*Reading passage:*
——————

Adrian Smith

Adrian Smith


The Trade Priorities and Accountability Act Opens Opportunities for Nebraska Agriculture Producers


We have arrived at a crucial moment of opportunity for our country as we negotiate two important trade agreements: the Trans-Pacific Partnership (TPP) with 11 countries bordering the Pacific Ocean, and the Transatlantic Trade and Investment Partnership (TTIP) with the European Union. Considering trade supports one in five jobs in our state, opening more markets to Nebraska products is essential to growing our rural economy.

Trade agreements break down other countries’ barriers to our exports and require them to abide by the same rules we do, which is vital to leveling the playing field for Nebraska’s producers, manufacturers and consumers. These agreements also help maintain U.S. leadership in our global economy, rather than allowing countries like China to make the rules. If we do not step up and lead in the trade arena, American agriculture producers will be left behind.

Our negotiating partners make their best offers to lower trade barriers and set high standards if they know Congress will not re-write an agreement later. For America to get the best possible deal in trade negotiations, passing the Trade Priorities and Accountability Act, also known as TPA, is the necessary first step.   

The House Ways and Means Committee, on which I serve, has jurisdiction over trade policy. Chairman Paul Ryan recently introduced the Trade Priorities and Accountability Act (TPA), which we passed out of committee on Thursday.  The president already has the constitutional authority to negotiate trade agreements with other nations, but TPA empowers Congress to direct the administration’s trade negotiations from the outset. This legislation will soon proceed to the House floor for a vote.  

With TPA, the administration must consult with Congress throughout the negotiating process to allow for needed oversight. Chairman Ryan’s bill specifically requires the Office of the United States Trade Representative (USTR) to promptly provide the classified texts of all trade negotiations to any Members of Congress who request them. The text of a completed trade agreement also must be made public for at least 60 days before the president signs it to allow the American people to review it as well.

——————

*Data extract:*
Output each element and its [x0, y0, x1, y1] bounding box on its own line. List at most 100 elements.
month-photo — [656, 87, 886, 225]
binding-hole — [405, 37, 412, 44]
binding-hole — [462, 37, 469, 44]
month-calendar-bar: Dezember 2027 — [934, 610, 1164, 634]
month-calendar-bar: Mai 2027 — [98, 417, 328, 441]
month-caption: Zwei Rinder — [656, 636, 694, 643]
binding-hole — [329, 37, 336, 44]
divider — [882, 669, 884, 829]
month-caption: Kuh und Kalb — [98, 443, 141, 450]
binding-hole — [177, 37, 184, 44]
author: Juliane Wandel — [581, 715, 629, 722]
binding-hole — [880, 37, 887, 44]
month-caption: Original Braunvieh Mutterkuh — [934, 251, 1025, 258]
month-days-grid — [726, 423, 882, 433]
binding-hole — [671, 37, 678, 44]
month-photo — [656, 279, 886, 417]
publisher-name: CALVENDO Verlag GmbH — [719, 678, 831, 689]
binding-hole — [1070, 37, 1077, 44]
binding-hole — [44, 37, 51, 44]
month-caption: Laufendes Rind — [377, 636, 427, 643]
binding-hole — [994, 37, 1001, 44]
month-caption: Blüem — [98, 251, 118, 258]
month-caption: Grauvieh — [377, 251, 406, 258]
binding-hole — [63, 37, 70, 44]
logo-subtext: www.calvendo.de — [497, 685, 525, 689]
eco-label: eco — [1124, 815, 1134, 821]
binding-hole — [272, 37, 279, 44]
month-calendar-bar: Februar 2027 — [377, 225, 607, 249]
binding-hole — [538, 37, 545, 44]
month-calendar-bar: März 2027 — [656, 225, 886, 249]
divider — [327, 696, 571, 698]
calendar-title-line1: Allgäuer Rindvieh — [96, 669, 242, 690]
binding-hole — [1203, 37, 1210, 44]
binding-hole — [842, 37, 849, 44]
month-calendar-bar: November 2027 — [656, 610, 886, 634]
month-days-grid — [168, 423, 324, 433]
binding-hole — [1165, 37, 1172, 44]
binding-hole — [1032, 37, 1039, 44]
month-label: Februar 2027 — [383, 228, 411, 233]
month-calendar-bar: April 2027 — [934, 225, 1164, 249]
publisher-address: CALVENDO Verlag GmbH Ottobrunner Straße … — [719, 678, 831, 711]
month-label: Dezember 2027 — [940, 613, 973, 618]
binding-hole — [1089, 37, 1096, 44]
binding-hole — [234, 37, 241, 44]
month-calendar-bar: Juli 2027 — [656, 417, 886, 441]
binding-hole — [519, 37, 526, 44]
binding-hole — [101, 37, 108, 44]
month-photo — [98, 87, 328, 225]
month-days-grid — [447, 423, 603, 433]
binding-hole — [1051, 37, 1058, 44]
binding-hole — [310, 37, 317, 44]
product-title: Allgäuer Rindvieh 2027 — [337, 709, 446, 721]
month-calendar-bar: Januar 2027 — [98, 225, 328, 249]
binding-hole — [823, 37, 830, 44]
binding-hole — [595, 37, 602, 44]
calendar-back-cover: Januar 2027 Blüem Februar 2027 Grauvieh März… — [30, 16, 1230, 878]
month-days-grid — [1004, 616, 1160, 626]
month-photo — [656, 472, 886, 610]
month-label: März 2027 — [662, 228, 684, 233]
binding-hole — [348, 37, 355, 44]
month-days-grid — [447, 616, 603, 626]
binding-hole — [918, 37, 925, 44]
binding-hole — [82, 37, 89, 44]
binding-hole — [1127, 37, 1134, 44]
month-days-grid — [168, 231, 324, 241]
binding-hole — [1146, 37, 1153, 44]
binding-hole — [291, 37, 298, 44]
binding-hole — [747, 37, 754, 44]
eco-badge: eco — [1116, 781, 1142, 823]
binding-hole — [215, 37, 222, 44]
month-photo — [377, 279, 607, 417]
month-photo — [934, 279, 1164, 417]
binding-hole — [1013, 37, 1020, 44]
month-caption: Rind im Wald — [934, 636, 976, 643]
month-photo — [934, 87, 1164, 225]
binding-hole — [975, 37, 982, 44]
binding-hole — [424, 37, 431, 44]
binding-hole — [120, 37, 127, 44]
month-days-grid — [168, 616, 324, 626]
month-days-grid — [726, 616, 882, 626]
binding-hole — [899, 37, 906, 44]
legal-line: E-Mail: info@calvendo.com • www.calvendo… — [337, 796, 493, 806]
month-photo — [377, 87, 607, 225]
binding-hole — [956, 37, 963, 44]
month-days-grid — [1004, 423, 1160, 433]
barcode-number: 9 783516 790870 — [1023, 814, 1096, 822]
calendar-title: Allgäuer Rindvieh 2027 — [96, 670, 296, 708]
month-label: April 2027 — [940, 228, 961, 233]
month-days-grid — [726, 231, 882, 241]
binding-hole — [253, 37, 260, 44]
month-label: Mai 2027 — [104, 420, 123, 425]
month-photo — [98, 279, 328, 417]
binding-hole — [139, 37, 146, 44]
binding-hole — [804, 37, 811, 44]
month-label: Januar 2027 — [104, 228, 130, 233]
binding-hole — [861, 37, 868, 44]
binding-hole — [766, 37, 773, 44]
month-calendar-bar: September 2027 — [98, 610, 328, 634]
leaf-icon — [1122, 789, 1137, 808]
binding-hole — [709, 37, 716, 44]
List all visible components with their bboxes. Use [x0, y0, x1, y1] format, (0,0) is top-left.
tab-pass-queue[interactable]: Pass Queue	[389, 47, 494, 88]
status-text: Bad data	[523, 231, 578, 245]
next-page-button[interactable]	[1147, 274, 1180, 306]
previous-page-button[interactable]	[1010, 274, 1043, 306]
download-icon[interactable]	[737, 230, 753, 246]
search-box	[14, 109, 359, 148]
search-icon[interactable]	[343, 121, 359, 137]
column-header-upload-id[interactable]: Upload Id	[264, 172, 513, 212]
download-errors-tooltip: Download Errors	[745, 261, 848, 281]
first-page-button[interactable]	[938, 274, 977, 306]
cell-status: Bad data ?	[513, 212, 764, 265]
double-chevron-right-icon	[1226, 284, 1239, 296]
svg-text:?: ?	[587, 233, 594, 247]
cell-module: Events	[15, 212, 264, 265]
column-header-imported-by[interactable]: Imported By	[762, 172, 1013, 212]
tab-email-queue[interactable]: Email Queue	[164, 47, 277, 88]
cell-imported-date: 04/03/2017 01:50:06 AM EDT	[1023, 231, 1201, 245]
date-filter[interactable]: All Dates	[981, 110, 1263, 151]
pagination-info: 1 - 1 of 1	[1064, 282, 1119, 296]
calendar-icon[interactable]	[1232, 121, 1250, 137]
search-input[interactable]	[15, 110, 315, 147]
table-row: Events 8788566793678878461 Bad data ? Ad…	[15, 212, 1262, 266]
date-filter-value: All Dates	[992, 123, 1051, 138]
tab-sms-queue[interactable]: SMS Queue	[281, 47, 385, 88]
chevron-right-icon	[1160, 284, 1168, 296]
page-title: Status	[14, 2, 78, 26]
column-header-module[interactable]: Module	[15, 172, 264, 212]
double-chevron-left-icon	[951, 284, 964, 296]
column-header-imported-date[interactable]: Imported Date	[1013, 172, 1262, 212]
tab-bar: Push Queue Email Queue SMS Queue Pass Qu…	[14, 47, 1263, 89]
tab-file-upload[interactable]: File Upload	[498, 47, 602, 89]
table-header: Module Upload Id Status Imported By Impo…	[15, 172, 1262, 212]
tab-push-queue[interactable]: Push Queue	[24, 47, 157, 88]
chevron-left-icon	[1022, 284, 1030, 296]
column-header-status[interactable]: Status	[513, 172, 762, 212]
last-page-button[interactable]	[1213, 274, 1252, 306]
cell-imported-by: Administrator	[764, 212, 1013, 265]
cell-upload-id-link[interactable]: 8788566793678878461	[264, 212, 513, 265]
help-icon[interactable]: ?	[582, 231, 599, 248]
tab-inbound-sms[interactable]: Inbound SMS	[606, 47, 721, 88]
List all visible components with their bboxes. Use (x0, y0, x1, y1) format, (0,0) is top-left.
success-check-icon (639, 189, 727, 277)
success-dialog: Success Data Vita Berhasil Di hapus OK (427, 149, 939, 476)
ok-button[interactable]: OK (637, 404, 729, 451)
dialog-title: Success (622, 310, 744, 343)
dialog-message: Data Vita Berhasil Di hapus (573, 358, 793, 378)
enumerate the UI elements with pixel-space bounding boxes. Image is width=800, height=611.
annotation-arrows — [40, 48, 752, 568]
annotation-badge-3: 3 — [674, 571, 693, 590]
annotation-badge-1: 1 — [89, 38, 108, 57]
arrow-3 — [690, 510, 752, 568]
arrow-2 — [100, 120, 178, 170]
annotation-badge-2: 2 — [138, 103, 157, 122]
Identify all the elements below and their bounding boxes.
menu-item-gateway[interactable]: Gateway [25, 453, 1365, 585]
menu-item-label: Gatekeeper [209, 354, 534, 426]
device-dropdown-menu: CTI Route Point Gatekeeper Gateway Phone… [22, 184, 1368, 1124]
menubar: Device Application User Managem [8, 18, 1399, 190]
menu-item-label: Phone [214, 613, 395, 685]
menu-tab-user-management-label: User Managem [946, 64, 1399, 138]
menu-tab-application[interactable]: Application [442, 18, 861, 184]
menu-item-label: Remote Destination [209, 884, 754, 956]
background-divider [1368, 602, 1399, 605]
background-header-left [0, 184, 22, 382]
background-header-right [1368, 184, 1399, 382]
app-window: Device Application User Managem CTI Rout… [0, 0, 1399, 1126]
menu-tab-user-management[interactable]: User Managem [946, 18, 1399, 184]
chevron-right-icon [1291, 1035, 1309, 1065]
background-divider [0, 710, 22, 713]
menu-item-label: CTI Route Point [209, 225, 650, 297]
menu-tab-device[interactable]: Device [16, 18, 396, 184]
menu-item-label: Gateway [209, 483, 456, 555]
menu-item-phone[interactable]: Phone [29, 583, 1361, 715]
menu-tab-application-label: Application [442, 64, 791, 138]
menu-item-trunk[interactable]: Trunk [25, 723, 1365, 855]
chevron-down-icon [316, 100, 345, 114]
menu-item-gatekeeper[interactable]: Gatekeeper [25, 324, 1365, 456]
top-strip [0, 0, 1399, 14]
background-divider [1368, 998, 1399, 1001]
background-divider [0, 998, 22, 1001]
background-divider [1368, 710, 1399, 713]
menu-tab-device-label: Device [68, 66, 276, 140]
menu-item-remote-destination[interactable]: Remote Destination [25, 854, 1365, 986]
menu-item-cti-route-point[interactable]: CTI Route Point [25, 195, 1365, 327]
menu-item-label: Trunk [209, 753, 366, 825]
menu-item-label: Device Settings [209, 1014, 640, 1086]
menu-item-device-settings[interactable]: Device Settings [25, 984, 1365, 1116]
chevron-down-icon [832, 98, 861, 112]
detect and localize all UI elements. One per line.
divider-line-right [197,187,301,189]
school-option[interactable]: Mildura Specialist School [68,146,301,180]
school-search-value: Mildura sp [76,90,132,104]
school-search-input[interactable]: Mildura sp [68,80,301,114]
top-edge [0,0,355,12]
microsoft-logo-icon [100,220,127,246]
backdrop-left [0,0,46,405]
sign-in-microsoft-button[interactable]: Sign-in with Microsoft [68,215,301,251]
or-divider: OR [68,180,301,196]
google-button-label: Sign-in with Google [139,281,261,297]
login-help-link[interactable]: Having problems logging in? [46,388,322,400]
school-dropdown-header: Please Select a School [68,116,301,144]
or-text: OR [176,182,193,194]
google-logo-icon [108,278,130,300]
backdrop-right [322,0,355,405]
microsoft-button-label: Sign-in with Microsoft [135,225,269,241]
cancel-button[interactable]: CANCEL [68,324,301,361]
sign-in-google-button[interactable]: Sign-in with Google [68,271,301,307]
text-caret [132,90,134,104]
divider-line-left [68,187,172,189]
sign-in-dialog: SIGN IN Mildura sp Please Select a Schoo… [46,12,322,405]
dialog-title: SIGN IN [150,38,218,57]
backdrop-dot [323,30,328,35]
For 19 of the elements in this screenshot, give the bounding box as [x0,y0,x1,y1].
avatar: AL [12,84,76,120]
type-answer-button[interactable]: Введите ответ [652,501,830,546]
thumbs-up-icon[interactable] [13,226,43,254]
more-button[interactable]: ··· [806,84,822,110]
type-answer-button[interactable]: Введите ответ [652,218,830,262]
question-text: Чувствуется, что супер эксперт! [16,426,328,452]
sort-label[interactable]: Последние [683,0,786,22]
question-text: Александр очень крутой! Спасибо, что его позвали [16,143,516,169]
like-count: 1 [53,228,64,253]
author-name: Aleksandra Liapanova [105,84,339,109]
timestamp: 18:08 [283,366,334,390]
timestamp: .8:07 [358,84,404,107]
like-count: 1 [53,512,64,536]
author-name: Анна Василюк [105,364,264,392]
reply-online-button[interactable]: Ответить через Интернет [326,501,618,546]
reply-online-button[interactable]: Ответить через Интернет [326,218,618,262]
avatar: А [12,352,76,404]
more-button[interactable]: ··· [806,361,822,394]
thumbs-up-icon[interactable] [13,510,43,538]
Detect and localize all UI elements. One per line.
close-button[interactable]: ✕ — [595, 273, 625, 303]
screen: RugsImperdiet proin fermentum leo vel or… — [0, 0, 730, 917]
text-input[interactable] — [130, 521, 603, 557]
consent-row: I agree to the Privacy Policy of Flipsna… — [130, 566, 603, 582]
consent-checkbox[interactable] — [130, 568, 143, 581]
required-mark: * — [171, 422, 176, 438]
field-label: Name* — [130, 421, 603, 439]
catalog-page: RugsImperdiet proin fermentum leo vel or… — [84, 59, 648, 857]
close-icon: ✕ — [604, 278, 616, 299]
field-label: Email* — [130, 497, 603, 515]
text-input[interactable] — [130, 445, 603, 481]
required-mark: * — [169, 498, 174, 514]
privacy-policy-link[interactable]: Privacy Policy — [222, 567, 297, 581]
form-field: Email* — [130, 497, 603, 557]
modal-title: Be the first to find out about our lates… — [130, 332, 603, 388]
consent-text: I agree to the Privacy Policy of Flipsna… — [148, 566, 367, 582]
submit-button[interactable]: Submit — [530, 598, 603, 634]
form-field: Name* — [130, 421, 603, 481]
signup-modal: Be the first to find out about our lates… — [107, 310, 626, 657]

——————

*Instruction 1:* Please restate word for word the part of the trade article starting at "We have arrived" and ending at "our rural economy.".
*Instruction 2:* Render this sentence from the trade article in Spanish: "This legislation will soon proceed to the House floor for a vote."
The entries are separate from the trade article.

*Reply 1:*
We have arrived at a crucial moment of opportunity for our country as we negotiate two important trade agreements: the Trans-Pacific Partnership (TPP) with 11 countries bordering the Pacific Ocean, and the Transatlantic Trade and Investment Partnership (TTIP) with the European Union. Considering trade supports one in five jobs in our state, opening more markets to Nebraska products is essential to growing our rural economy.

*Reply 2:* Esta legislación pronto pasará al pleno de la Cámara para una votación.